▸ BRIEF: Would you write out the listing verbatim and skip every picture in it?

▸ THE RECORDS:
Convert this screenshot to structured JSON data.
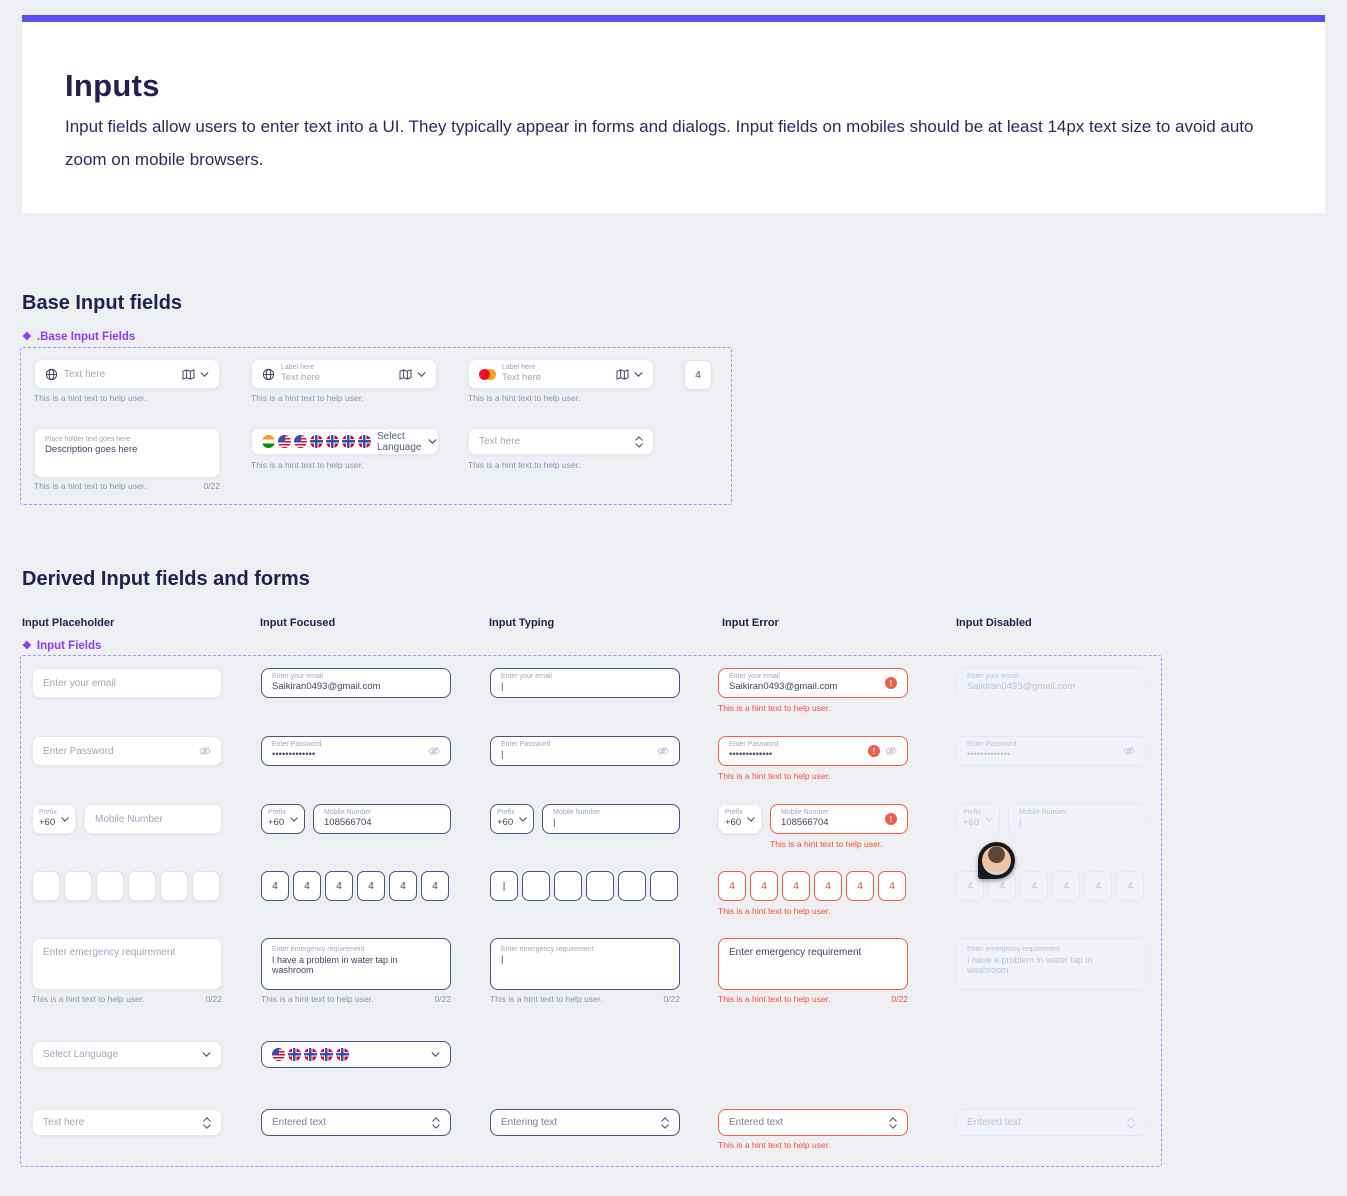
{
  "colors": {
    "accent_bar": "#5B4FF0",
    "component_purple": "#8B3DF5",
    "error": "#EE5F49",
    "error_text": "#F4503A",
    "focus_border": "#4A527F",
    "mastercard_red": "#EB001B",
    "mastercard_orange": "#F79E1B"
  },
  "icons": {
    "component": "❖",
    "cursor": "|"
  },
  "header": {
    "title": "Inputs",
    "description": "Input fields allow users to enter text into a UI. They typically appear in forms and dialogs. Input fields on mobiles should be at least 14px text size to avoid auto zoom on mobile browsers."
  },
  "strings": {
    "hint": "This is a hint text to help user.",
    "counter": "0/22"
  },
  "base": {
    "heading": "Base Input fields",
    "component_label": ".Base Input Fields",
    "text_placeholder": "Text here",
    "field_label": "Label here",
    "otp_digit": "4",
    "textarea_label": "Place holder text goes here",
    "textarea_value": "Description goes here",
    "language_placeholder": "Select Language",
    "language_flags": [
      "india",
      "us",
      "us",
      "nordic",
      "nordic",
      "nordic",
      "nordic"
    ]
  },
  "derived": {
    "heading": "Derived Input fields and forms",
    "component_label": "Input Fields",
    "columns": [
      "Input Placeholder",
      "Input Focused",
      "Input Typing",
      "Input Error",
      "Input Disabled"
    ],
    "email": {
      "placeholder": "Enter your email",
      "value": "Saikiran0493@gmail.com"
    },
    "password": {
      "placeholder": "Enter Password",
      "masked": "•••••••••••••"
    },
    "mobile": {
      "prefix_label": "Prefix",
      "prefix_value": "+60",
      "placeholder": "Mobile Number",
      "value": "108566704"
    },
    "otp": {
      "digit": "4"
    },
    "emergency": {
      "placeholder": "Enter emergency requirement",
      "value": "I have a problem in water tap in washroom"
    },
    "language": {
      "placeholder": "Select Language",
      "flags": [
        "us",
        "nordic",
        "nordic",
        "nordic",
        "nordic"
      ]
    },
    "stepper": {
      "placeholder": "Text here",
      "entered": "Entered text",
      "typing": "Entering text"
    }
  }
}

▸ EXPECTED ANSWER:
Convert this screenshot to structured JSON data.
{
  "colors": {
    "accent_bar": "#5B4FF0",
    "component_purple": "#8B3DF5",
    "error": "#EE5F49",
    "error_text": "#F4503A",
    "focus_border": "#4A527F",
    "mastercard_red": "#EB001B",
    "mastercard_orange": "#F79E1B"
  },
  "icons": {
    "component": "❖",
    "cursor": "|"
  },
  "header": {
    "title": "Inputs",
    "description": "Input fields allow users to enter text into a UI. They typically appear in forms and dialogs. Input fields on mobiles should be at least 14px text size to avoid auto zoom on mobile browsers."
  },
  "strings": {
    "hint": "This is a hint text to help user.",
    "counter": "0/22"
  },
  "base": {
    "heading": "Base Input fields",
    "component_label": ".Base Input Fields",
    "text_placeholder": "Text here",
    "field_label": "Label here",
    "otp_digit": "4",
    "textarea_label": "Place holder text goes here",
    "textarea_value": "Description goes here",
    "language_placeholder": "Select Language",
    "language_flags": [
      "india",
      "us",
      "us",
      "nordic",
      "nordic",
      "nordic",
      "nordic"
    ]
  },
  "derived": {
    "heading": "Derived Input fields and forms",
    "component_label": "Input Fields",
    "columns": [
      "Input Placeholder",
      "Input Focused",
      "Input Typing",
      "Input Error",
      "Input Disabled"
    ],
    "email": {
      "placeholder": "Enter your email",
      "value": "Saikiran0493@gmail.com"
    },
    "password": {
      "placeholder": "Enter Password",
      "masked": "•••••••••••••"
    },
    "mobile": {
      "prefix_label": "Prefix",
      "prefix_value": "+60",
      "placeholder": "Mobile Number",
      "value": "108566704"
    },
    "otp": {
      "digit": "4"
    },
    "emergency": {
      "placeholder": "Enter emergency requirement",
      "value": "I have a problem in water tap in washroom"
    },
    "language": {
      "placeholder": "Select Language",
      "flags": [
        "us",
        "nordic",
        "nordic",
        "nordic",
        "nordic"
      ]
    },
    "stepper": {
      "placeholder": "Text here",
      "entered": "Entered text",
      "typing": "Entering text"
    }
  }
}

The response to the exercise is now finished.